## Aim of the exercise:
Select every line containing the word "ficheiro" from the material, and copy those lines.

(Data extracted from a collection)

———

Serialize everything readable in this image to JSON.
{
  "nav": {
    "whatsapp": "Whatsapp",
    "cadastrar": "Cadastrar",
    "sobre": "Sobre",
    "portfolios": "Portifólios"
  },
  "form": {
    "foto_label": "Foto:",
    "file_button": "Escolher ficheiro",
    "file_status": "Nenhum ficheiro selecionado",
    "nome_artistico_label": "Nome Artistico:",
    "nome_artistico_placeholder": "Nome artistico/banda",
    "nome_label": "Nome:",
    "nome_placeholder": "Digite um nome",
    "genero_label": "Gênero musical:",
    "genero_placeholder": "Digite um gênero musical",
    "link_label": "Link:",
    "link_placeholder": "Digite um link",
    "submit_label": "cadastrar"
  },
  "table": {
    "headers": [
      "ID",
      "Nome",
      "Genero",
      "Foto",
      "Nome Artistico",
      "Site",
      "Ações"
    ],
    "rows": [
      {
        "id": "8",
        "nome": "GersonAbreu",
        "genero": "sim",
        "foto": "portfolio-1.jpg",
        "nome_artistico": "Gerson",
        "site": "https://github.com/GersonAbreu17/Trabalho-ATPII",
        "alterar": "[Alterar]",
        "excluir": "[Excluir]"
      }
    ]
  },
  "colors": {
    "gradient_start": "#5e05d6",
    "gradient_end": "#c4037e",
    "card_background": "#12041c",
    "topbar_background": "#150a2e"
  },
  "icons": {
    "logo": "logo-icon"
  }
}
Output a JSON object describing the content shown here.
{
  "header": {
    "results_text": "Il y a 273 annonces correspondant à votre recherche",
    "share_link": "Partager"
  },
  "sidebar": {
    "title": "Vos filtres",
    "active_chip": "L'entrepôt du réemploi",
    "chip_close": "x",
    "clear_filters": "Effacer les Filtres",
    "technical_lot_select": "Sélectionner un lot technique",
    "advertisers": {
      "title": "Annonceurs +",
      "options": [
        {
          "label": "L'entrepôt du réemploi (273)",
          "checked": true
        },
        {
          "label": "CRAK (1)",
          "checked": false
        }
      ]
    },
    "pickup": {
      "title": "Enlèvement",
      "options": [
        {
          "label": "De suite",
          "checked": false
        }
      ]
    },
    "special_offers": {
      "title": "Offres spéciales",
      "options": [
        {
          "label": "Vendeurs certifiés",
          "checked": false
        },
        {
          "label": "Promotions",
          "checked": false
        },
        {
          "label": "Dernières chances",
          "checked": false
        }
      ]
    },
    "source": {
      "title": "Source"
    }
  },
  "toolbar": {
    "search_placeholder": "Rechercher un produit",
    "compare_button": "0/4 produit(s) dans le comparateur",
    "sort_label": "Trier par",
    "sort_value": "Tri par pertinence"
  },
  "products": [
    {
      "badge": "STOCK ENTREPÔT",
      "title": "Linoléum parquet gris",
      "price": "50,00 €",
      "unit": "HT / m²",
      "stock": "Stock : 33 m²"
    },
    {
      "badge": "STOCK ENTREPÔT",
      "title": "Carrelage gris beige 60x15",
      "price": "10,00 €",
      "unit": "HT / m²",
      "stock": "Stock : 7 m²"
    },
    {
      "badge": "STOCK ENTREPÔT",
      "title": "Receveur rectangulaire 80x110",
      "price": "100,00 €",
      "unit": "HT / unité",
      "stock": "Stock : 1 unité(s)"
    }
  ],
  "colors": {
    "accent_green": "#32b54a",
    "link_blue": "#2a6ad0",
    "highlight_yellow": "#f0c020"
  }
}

———

## Output for this exercise:
    "file_button": "Escolher ficheiro",
    "file_status": "Nenhum ficheiro selecionado",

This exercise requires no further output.